REQUIREMENTS: Write every entry out again exactly, please, and skip the pictures.

EXERCISE MATERIALS:
BEGIN

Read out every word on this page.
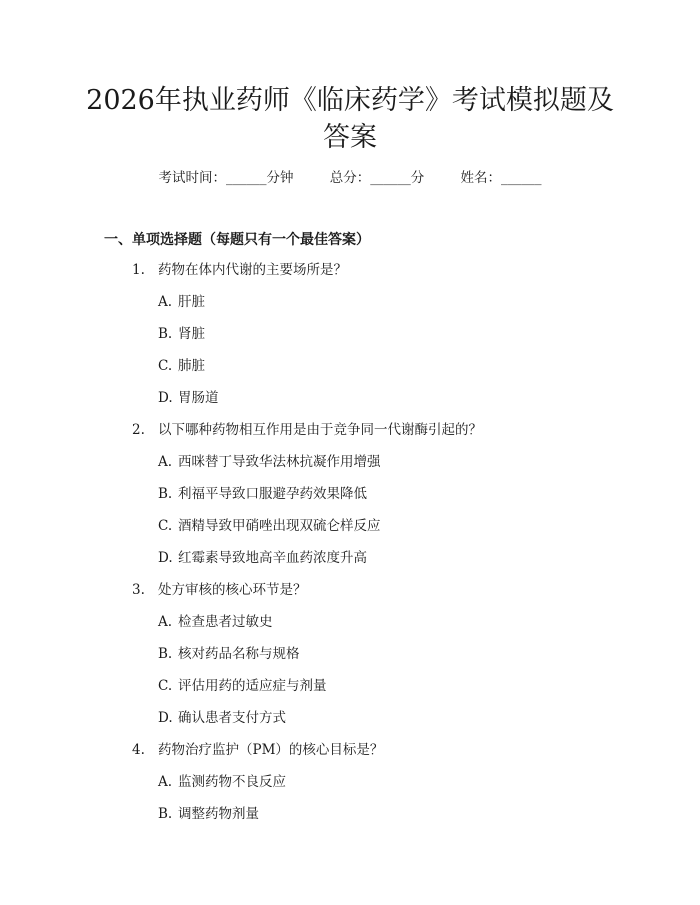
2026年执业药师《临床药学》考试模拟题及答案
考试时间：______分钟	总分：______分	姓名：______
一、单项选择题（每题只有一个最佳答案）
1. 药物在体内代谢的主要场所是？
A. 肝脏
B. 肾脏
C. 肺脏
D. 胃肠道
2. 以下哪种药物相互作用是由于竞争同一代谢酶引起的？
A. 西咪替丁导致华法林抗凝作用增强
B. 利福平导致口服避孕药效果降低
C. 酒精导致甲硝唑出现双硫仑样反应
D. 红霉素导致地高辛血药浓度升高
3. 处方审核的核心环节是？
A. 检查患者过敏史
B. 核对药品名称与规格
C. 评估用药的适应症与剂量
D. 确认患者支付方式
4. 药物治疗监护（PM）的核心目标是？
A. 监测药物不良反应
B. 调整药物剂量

END

RESULT:
Read out every word on this page.
2026年执业药师《临床药学》考试模拟题及答案
考试时间：______分钟	总分：______分	姓名：______
一、单项选择题（每题只有一个最佳答案）
1. 药物在体内代谢的主要场所是？
A. 肝脏
B. 肾脏
C. 肺脏
D. 胃肠道
2. 以下哪种药物相互作用是由于竞争同一代谢酶引起的？
A. 西咪替丁导致华法林抗凝作用增强
B. 利福平导致口服避孕药效果降低
C. 酒精导致甲硝唑出现双硫仑样反应
D. 红霉素导致地高辛血药浓度升高
3. 处方审核的核心环节是？
A. 检查患者过敏史
B. 核对药品名称与规格
C. 评估用药的适应症与剂量
D. 确认患者支付方式
4. 药物治疗监护（PM）的核心目标是？
A. 监测药物不良反应
B. 调整药物剂量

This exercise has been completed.